------ Task data ------
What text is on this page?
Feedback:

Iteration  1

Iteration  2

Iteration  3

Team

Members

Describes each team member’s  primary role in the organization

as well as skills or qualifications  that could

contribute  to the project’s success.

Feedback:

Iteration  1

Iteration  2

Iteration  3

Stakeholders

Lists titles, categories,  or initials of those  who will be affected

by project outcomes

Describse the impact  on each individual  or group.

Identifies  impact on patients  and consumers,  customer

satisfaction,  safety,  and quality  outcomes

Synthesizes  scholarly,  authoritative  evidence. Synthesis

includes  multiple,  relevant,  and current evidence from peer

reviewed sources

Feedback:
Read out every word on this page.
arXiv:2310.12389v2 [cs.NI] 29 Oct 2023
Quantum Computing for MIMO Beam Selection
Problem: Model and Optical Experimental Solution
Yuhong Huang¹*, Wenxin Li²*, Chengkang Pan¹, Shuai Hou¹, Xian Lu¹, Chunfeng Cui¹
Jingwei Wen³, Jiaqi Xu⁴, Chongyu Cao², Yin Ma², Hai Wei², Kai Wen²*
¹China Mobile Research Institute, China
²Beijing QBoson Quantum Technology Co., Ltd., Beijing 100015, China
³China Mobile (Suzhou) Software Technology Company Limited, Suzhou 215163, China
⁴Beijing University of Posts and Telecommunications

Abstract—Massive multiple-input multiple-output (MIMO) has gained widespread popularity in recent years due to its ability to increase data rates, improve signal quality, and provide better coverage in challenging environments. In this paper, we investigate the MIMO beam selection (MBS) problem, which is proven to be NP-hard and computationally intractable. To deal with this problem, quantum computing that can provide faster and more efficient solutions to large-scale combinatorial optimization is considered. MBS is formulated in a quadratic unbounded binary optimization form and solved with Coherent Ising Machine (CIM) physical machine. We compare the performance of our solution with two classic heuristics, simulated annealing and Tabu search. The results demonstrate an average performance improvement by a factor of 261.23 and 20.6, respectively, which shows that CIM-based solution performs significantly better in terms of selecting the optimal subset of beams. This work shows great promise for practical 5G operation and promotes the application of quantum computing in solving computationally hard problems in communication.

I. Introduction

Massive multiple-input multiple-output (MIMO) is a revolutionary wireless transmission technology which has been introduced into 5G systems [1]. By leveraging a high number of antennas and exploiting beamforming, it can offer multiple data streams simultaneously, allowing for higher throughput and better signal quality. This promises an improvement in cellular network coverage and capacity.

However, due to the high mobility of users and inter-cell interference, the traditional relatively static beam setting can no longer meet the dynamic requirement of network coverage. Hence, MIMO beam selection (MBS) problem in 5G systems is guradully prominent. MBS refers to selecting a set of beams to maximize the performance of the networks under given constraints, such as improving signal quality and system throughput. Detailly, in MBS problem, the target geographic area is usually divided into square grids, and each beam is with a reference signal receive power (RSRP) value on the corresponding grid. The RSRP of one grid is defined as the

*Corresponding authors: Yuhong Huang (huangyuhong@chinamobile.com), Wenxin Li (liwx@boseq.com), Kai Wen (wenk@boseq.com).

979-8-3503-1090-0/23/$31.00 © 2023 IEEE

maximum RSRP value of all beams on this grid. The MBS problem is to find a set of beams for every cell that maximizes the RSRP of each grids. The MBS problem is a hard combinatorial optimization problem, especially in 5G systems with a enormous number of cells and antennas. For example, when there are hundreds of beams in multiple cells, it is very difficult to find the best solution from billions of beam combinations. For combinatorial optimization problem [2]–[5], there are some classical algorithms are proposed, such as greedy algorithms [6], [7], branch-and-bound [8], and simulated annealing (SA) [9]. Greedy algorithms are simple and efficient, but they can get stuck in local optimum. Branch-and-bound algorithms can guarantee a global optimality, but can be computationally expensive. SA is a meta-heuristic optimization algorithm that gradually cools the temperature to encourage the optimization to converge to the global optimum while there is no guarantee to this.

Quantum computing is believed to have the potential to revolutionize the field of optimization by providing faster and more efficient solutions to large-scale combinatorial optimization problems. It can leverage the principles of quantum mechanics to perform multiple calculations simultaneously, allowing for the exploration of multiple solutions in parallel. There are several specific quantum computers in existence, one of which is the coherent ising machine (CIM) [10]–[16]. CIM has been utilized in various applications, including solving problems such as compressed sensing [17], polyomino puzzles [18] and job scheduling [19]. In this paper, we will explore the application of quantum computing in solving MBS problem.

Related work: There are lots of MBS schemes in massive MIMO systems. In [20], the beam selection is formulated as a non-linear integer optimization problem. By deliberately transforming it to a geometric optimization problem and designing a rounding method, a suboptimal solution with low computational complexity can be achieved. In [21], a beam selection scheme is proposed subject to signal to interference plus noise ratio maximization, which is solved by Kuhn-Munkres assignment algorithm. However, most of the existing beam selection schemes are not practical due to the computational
------
■ How to complete this task
Whenever the string "outcomes" turns up in a line above, copy that line out.

■ Response box
by project outcomes
satisfaction,  safety,  and quality  outcomes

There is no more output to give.